▶ _WHAT NEEDS TO BE DONE_: Retype each entry below exactly as it stands.

▶ _PROVIDED INFORMATION_:

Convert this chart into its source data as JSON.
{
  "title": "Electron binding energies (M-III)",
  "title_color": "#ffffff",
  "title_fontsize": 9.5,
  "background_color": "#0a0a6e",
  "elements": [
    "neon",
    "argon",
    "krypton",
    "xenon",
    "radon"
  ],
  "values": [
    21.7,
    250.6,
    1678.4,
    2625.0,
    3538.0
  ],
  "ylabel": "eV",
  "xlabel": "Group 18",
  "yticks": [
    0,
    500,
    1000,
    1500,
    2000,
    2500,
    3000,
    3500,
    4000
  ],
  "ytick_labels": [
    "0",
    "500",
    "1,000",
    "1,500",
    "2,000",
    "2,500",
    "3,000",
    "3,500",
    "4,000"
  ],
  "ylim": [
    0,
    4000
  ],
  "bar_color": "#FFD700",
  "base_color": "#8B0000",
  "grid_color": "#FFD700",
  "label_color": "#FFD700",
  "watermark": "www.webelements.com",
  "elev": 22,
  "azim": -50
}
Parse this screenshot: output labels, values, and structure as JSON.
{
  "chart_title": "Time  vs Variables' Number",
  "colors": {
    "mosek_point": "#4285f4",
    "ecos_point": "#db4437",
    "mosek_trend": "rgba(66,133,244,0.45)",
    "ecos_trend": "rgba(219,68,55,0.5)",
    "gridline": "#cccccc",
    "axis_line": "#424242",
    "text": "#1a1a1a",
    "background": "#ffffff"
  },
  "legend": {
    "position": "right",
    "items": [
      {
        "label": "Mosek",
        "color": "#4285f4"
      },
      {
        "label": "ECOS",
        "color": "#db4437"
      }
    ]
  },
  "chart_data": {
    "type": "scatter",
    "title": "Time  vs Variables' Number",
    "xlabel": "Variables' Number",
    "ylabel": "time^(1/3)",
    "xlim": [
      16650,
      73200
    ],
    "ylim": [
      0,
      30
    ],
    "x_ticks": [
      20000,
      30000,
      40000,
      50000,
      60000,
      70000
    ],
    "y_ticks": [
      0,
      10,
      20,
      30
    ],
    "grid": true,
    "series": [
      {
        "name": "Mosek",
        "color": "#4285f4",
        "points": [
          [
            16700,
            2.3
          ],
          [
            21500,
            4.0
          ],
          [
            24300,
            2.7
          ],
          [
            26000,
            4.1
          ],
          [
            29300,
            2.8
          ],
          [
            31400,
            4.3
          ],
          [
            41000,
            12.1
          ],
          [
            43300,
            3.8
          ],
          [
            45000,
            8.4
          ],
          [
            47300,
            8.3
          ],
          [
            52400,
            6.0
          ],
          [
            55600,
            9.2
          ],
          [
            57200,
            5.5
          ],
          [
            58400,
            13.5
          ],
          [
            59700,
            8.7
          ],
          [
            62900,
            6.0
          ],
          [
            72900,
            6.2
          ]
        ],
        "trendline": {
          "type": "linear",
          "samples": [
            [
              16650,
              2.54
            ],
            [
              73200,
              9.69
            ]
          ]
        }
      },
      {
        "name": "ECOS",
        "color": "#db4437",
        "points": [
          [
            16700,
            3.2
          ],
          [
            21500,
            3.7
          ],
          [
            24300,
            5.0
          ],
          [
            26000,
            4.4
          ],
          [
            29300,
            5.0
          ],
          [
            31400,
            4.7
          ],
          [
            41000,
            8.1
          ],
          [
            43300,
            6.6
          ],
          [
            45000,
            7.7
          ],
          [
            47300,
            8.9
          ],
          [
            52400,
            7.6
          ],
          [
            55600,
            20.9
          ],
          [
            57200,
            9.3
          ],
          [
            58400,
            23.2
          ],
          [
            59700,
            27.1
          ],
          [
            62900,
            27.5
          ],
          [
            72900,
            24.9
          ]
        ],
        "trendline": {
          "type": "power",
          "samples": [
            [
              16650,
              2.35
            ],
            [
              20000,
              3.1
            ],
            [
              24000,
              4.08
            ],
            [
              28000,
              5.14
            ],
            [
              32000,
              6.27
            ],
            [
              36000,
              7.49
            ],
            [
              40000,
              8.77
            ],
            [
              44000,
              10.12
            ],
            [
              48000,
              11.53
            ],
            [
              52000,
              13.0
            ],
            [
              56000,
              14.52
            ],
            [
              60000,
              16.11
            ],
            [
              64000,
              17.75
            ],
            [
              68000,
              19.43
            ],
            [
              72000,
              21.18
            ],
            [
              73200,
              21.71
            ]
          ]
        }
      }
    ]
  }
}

▶ _REPLY_:
Convert this chart into its source data as JSON.
{
  "title": "Electron binding energies (M-III)",
  "title_color": "#ffffff",
  "title_fontsize": 9.5,
  "background_color": "#0a0a6e",
  "elements": [
    "neon",
    "argon",
    "krypton",
    "xenon",
    "radon"
  ],
  "values": [
    21.7,
    250.6,
    1678.4,
    2625.0,
    3538.0
  ],
  "ylabel": "eV",
  "xlabel": "Group 18",
  "yticks": [
    0,
    500,
    1000,
    1500,
    2000,
    2500,
    3000,
    3500,
    4000
  ],
  "ytick_labels": [
    "0",
    "500",
    "1,000",
    "1,500",
    "2,000",
    "2,500",
    "3,000",
    "3,500",
    "4,000"
  ],
  "ylim": [
    0,
    4000
  ],
  "bar_color": "#FFD700",
  "base_color": "#8B0000",
  "grid_color": "#FFD700",
  "label_color": "#FFD700",
  "watermark": "www.webelements.com",
  "elev": 22,
  "azim": -50
}
Parse this screenshot: output labels, values, and structure as JSON.
{
  "chart_title": "Time  vs Variables' Number",
  "colors": {
    "mosek_point": "#4285f4",
    "ecos_point": "#db4437",
    "mosek_trend": "rgba(66,133,244,0.45)",
    "ecos_trend": "rgba(219,68,55,0.5)",
    "gridline": "#cccccc",
    "axis_line": "#424242",
    "text": "#1a1a1a",
    "background": "#ffffff"
  },
  "legend": {
    "position": "right",
    "items": [
      {
        "label": "Mosek",
        "color": "#4285f4"
      },
      {
        "label": "ECOS",
        "color": "#db4437"
      }
    ]
  },
  "chart_data": {
    "type": "scatter",
    "title": "Time  vs Variables' Number",
    "xlabel": "Variables' Number",
    "ylabel": "time^(1/3)",
    "xlim": [
      16650,
      73200
    ],
    "ylim": [
      0,
      30
    ],
    "x_ticks": [
      20000,
      30000,
      40000,
      50000,
      60000,
      70000
    ],
    "y_ticks": [
      0,
      10,
      20,
      30
    ],
    "grid": true,
    "series": [
      {
        "name": "Mosek",
        "color": "#4285f4",
        "points": [
          [
            16700,
            2.3
          ],
          [
            21500,
            4.0
          ],
          [
            24300,
            2.7
          ],
          [
            26000,
            4.1
          ],
          [
            29300,
            2.8
          ],
          [
            31400,
            4.3
          ],
          [
            41000,
            12.1
          ],
          [
            43300,
            3.8
          ],
          [
            45000,
            8.4
          ],
          [
            47300,
            8.3
          ],
          [
            52400,
            6.0
          ],
          [
            55600,
            9.2
          ],
          [
            57200,
            5.5
          ],
          [
            58400,
            13.5
          ],
          [
            59700,
            8.7
          ],
          [
            62900,
            6.0
          ],
          [
            72900,
            6.2
          ]
        ],
        "trendline": {
          "type": "linear",
          "samples": [
            [
              16650,
              2.54
            ],
            [
              73200,
              9.69
            ]
          ]
        }
      },
      {
        "name": "ECOS",
        "color": "#db4437",
        "points": [
          [
            16700,
            3.2
          ],
          [
            21500,
            3.7
          ],
          [
            24300,
            5.0
          ],
          [
            26000,
            4.4
          ],
          [
            29300,
            5.0
          ],
          [
            31400,
            4.7
          ],
          [
            41000,
            8.1
          ],
          [
            43300,
            6.6
          ],
          [
            45000,
            7.7
          ],
          [
            47300,
            8.9
          ],
          [
            52400,
            7.6
          ],
          [
            55600,
            20.9
          ],
          [
            57200,
            9.3
          ],
          [
            58400,
            23.2
          ],
          [
            59700,
            27.1
          ],
          [
            62900,
            27.5
          ],
          [
            72900,
            24.9
          ]
        ],
        "trendline": {
          "type": "power",
          "samples": [
            [
              16650,
              2.35
            ],
            [
              20000,
              3.1
            ],
            [
              24000,
              4.08
            ],
            [
              28000,
              5.14
            ],
            [
              32000,
              6.27
            ],
            [
              36000,
              7.49
            ],
            [
              40000,
              8.77
            ],
            [
              44000,
              10.12
            ],
            [
              48000,
              11.53
            ],
            [
              52000,
              13.0
            ],
            [
              56000,
              14.52
            ],
            [
              60000,
              16.11
            ],
            [
              64000,
              17.75
            ],
            [
              68000,
              19.43
            ],
            [
              72000,
              21.18
            ],
            [
              73200,
              21.71
            ]
          ]
        }
      }
    ]
  }
}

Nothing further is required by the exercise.